• [WHAT IS EXPECTED]: Check every line for the word "arrow" and state how many lines have it. Reply with the number alone.
+++ DATA EXCERPTS +++
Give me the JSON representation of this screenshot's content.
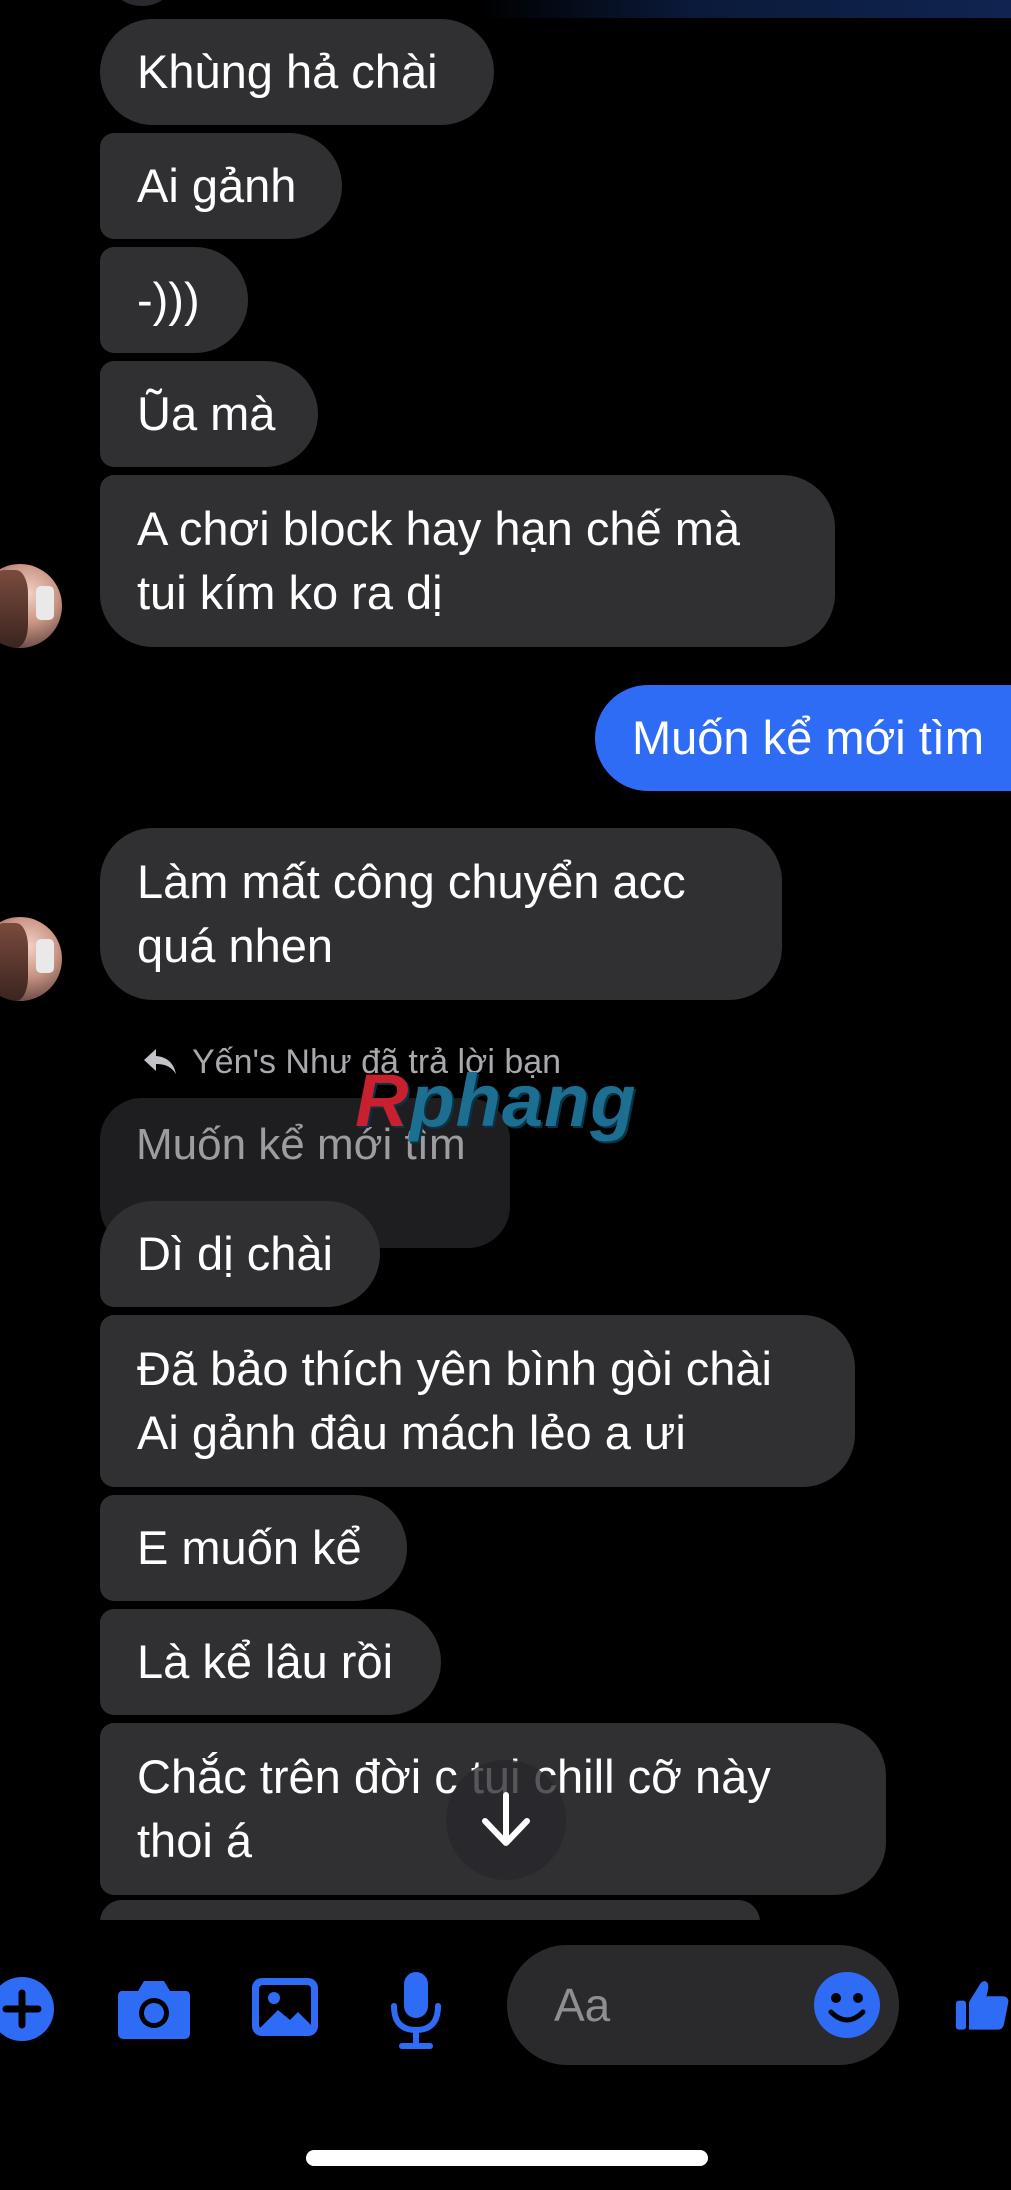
{
  "messages": {
    "m1": "Khùng hả chài",
    "m2": "Ai gảnh",
    "m3": "-)))",
    "m4": "Ũa mà",
    "m5": "A chơi block hay hạn chế mà\ntui kím ko ra dị",
    "out1": "Muốn kể mới tìm",
    "m6": "Làm mất công chuyển acc\nquá nhen",
    "reply_label": "Yến's Như đã trả lời bạn",
    "quoted": "Muốn kể mới tìm",
    "m7": "Dì dị chài",
    "m8": "Đã bảo thích yên bình gòi chài\nAi gảnh đâu mách lẻo a ưi",
    "m9": "E muốn kể",
    "m10": "Là kể lâu rồi",
    "m11": "Chắc trên đời c  tui chill cỡ này\nthoi á"
  },
  "watermark": {
    "r": "R",
    "rest": "phang"
  },
  "composer": {
    "placeholder": "Aa"
  },
  "icons": [
    "plus-icon",
    "camera-icon",
    "image-icon",
    "microphone-icon",
    "emoji-icon",
    "thumbs-up-icon",
    "scroll-down-arrow-icon",
    "reply-arrow-icon"
  ],
  "colors": {
    "accent": "#2f6cf6",
    "incoming_bubble": "#303033",
    "background": "#000000"
  }
}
+++
• [FULL RESPONSE]: 2